== Exercise aim ==
In the material below, some lines carry "Sugars". Copy each such line.
#### Records for the exercise ####
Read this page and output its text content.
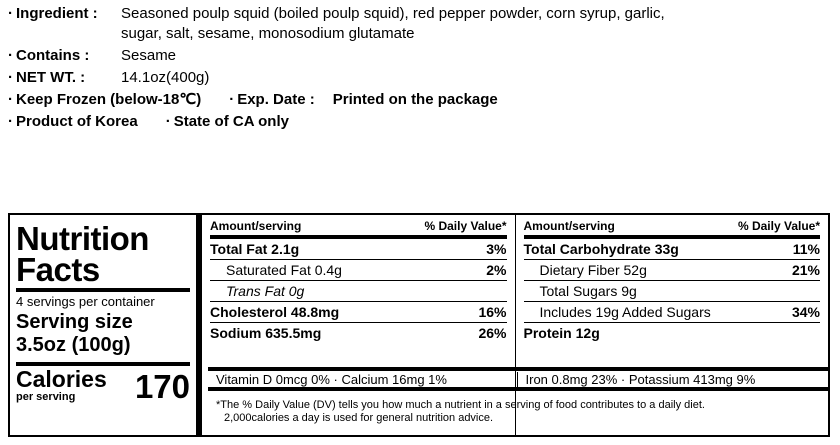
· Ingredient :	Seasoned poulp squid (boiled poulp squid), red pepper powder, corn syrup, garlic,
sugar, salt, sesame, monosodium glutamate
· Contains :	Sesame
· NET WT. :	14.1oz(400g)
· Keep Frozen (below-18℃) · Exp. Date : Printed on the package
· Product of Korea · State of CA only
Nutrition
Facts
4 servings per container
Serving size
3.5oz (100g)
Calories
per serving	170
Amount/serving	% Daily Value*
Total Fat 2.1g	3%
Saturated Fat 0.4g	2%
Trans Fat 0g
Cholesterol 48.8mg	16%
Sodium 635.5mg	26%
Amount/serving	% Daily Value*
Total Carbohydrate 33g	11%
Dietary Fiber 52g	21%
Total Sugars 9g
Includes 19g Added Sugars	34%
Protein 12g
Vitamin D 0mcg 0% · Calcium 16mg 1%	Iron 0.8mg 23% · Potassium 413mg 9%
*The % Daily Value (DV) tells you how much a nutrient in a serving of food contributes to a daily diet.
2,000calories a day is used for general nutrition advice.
####
== Result for this exercise ==
Total Sugars 9g
Includes 19g Added Sugars	34%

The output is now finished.